Which lines hold the word "this"? Copy each of them.
— BEGIN —
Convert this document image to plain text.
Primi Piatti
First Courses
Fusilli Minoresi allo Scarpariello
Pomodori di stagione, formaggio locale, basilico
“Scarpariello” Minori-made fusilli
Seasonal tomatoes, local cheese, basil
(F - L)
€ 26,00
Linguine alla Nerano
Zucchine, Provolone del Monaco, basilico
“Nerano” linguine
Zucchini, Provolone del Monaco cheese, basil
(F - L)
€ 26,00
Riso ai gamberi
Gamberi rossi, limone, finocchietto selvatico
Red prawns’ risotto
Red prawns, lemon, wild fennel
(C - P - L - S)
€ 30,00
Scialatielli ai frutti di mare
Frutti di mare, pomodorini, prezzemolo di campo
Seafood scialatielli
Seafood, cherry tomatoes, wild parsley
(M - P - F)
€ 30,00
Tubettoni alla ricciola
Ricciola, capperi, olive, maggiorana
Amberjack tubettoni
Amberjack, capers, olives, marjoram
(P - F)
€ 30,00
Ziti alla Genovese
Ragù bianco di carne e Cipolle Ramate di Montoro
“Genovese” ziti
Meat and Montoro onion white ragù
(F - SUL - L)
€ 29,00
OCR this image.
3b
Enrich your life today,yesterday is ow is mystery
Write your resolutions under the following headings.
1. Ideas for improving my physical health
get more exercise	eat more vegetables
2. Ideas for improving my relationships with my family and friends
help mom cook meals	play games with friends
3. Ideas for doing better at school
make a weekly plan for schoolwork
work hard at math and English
— END —
■ **Result below**:
Convert this document image to plain text.
OCR this image.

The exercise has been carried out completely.